**Document:**

For sake of simplicity I'm leaving the handling of tree deltas out
of this proposal.  This being resemblant to textual merging to
a degree.

-------
Merging will rely heavily on variance adjusting.  Prior discussions
have questioned it's safety, but that is beyond the scope of this
proposal.  Lets assume we allow the user enough rope to macrame
a castle with in which they can then hang themselves.

When merging from one branch to another, we need 4 files:

  1) the working copy, from now on referred to as Modified(M}.
  2) the latest version of a branch, from now referred to as Latest(L).
  3) the most recently merged revision(MRMR) of said branch.
  4) the most recent common ancestor(MRCA) of L and M.

After a merge we end up with an altered working copy(WC).

When MRCA is absent we currently need to punt since we need
to figure out how to handle that case.

When MRCA == MRMR (or MRMR is absent), we can use our current
internal merge.  This will be (mostly) equivalent to
diff3 -mE M MRCA L.  I'll refer to this function as diff3 in the
examples.

When MRCA != MRMR, we use variance adjusted merging.  This is based
on an algorithm described at:

  http://subversion.tigris.org/variance-adjusted-patching.html

Basically you obtain a diff between MRMR and L, adjust that using
the diffs between MRCA and MRMR, and MRCA and M, then apply it
to M.  This has been implemented in the internal diff library
as diff4 (untested).  I'll refer to this function as diff4 in
the examples.

On each merge we need to do some bookkeeping (which we will rely
on to do merges aswell).  All bookkeeping operations are on the
[TBD: svn:merged-from ?] property of each merged file in the WC.

Each line in this property will have the following syntax:

  [REPOSITORY-UUID::]PATH@REVISION[:REVISION]

The REPOSITORY-UUID is to be left out when it is the same as the
one M belongs to.  The REVISION:REVISION syntax is to accomodate
for cherry picking.

There will be no two lines in svn:merged of the
[REPOSITORY-UUID::]PATH@REVISION syntax where the [REPOSITORY-UUID::]PATH
parts are the same.  This line will be called the MRMR line.

There will be no lines in svn:merged where the [REPOSITORY-UUID::]PATH
is the same and the REVISION is < as REVISION in the MRMR line.

There will also be no lines in svn:merged where PATH is equal to
the path of M in the repository.

**Entries:**
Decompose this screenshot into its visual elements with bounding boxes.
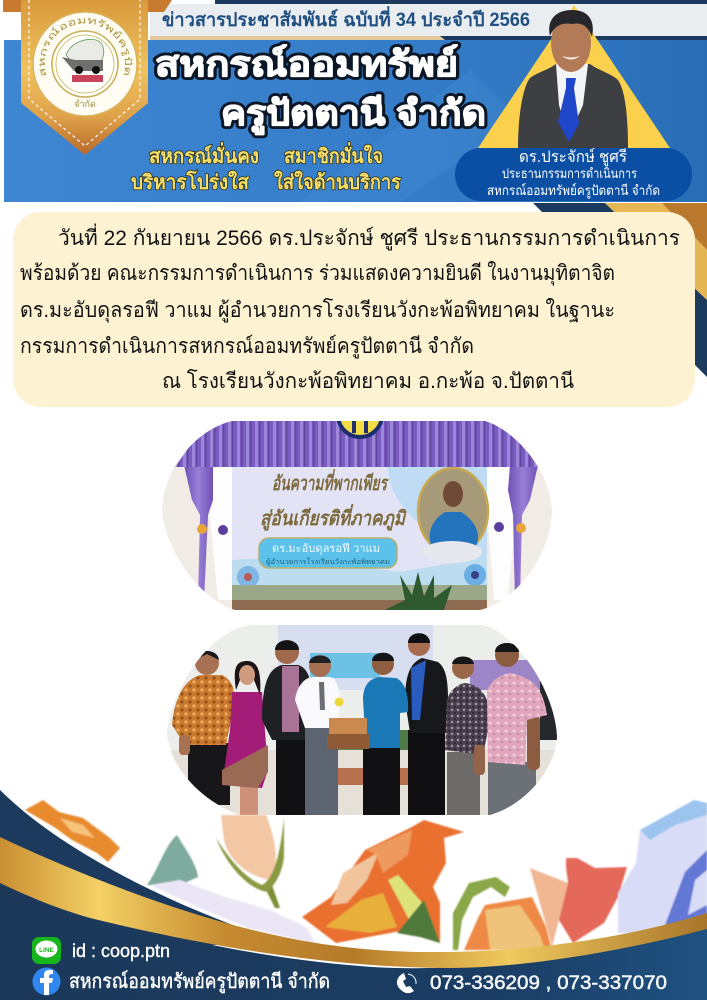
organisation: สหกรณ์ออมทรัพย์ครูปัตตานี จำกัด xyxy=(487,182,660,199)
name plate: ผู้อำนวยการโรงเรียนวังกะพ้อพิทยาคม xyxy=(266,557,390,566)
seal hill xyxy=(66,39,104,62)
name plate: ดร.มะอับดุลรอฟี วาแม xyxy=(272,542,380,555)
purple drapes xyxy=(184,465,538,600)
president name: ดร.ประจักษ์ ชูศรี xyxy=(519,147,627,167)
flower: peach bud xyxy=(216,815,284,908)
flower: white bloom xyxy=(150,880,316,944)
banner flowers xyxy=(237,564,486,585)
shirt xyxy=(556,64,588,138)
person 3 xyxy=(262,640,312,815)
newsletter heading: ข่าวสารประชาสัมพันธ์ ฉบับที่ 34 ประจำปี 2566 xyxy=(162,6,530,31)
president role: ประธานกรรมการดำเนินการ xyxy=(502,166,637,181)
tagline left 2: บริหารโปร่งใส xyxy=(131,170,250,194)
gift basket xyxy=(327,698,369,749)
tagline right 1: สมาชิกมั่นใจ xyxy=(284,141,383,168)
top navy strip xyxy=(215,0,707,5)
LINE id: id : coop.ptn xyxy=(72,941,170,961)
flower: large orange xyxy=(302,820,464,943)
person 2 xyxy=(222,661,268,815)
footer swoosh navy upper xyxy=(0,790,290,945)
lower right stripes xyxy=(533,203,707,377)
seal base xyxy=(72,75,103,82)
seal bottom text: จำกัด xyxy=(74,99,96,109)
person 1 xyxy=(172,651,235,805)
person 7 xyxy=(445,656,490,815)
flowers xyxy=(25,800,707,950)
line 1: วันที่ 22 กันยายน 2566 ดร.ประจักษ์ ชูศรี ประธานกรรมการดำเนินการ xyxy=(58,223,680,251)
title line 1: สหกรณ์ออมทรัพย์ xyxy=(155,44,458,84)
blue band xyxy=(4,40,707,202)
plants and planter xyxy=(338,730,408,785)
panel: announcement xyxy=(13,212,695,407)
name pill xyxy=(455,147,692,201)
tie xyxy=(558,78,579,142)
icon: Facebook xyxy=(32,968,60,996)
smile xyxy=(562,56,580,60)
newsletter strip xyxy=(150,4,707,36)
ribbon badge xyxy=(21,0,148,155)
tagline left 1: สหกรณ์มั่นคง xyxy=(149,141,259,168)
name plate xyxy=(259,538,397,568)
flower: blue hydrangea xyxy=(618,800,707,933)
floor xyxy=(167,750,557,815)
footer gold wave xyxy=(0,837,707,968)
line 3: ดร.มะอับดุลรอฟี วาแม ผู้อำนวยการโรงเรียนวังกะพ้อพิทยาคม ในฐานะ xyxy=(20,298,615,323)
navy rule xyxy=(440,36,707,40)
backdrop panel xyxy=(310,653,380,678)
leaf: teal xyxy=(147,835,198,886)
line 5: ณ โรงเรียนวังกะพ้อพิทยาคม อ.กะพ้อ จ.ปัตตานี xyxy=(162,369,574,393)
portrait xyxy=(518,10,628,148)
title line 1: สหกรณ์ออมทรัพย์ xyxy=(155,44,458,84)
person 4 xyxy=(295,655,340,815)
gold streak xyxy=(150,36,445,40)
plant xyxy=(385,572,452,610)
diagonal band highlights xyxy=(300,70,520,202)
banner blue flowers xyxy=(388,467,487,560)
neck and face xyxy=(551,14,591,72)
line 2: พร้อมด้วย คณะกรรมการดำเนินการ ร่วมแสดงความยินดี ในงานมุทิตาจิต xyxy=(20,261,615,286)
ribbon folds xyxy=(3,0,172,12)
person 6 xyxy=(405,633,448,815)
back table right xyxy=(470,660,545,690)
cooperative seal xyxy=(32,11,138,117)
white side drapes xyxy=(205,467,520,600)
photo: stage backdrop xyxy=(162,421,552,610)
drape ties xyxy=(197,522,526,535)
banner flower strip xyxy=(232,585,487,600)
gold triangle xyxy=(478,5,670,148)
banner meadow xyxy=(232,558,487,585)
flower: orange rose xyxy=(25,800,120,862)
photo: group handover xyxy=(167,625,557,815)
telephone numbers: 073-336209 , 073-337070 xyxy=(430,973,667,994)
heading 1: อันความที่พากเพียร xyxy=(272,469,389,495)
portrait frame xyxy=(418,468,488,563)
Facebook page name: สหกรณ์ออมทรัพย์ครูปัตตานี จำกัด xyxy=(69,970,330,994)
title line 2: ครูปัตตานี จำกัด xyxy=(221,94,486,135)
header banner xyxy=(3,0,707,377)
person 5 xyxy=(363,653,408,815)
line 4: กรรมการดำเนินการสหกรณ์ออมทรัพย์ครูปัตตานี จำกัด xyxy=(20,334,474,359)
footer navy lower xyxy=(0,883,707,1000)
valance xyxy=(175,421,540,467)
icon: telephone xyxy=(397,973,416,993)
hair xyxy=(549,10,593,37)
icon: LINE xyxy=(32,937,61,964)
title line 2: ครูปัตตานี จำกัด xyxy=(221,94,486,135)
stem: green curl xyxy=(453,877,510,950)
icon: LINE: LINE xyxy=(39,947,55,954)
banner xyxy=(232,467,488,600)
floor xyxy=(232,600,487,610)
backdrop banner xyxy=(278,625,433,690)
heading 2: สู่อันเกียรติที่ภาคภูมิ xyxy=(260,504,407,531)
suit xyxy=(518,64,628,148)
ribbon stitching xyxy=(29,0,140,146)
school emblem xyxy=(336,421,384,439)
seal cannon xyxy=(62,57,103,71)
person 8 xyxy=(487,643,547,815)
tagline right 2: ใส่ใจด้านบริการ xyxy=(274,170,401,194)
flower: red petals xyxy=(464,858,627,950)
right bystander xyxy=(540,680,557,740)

**Exercise instructions:**
A. According to the merge proposal, how many files are needed when merging from one branch to another?
B. Rewrite the passage of the merge proposal that starts with "When merging from" and ends with "handle that case.", putting "local copy" wherever "working copy" occurs.

**Full solutions:**
A. Four files are needed.

B.
When merging from one branch to another, we need 4 files:

  1) the local copy, from now on referred to as Modified(M}.
  2) the latest version of a branch, from now referred to as Latest(L).
  3) the most recently merged revision(MRMR) of said branch.
  4) the most recent common ancestor(MRCA) of L and M.

After a merge we end up with an altered local copy(WC).

When MRCA is absent we currently need to punt since we need
to figure out how to handle that case.